- _Extracted records_:

──────

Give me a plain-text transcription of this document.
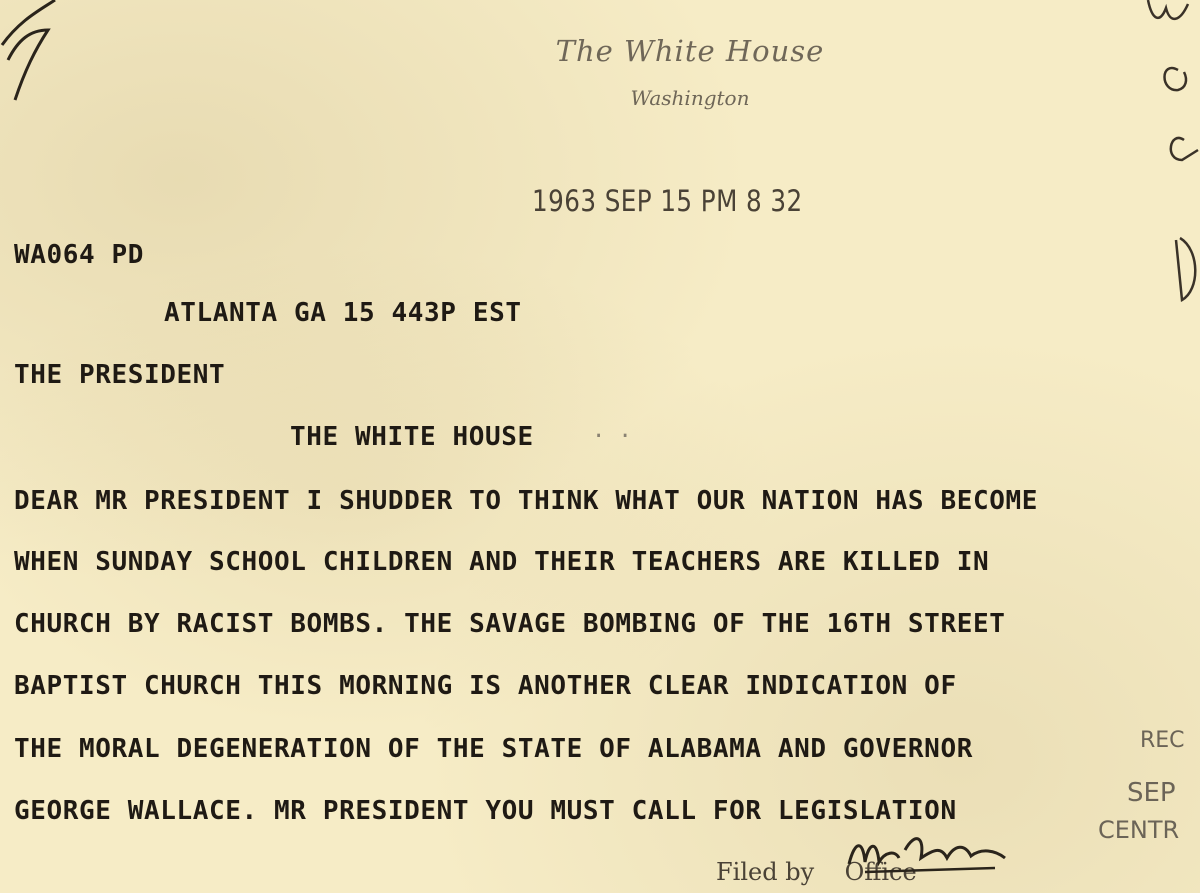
The White House
Washington
1963 SEP 15 PM 8 32
WA064 PD
ATLANTA GA 15 443P EST
THE PRESIDENT
THE WHITE HOUSE	· ·
DEAR MR PRESIDENT I SHUDDER TO THINK WHAT OUR NATION HAS BECOME
WHEN SUNDAY SCHOOL CHILDREN AND THEIR TEACHERS ARE KILLED IN
CHURCH BY RACIST BOMBS. THE SAVAGE BOMBING OF THE 16TH STREET
BAPTIST CHURCH THIS MORNING IS ANOTHER CLEAR INDICATION OF
THE MORAL DEGENERATION OF THE STATE OF ALABAMA AND GOVERNOR
GEORGE WALLACE. MR PRESIDENT YOU MUST CALL FOR LEGISLATION
REC
SEP
CENTR
Filed by Office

──────

The records above must be echoed exactly, minus their pictures.

- _The response_:
Give me a plain-text transcription of this document.
The White House
Washington
1963 SEP 15 PM 8 32
WA064 PD
ATLANTA GA 15 443P EST
THE PRESIDENT
THE WHITE HOUSE	· ·
DEAR MR PRESIDENT I SHUDDER TO THINK WHAT OUR NATION HAS BECOME
WHEN SUNDAY SCHOOL CHILDREN AND THEIR TEACHERS ARE KILLED IN
CHURCH BY RACIST BOMBS. THE SAVAGE BOMBING OF THE 16TH STREET
BAPTIST CHURCH THIS MORNING IS ANOTHER CLEAR INDICATION OF
THE MORAL DEGENERATION OF THE STATE OF ALABAMA AND GOVERNOR
GEORGE WALLACE. MR PRESIDENT YOU MUST CALL FOR LEGISLATION
REC
SEP
CENTR
Filed by Office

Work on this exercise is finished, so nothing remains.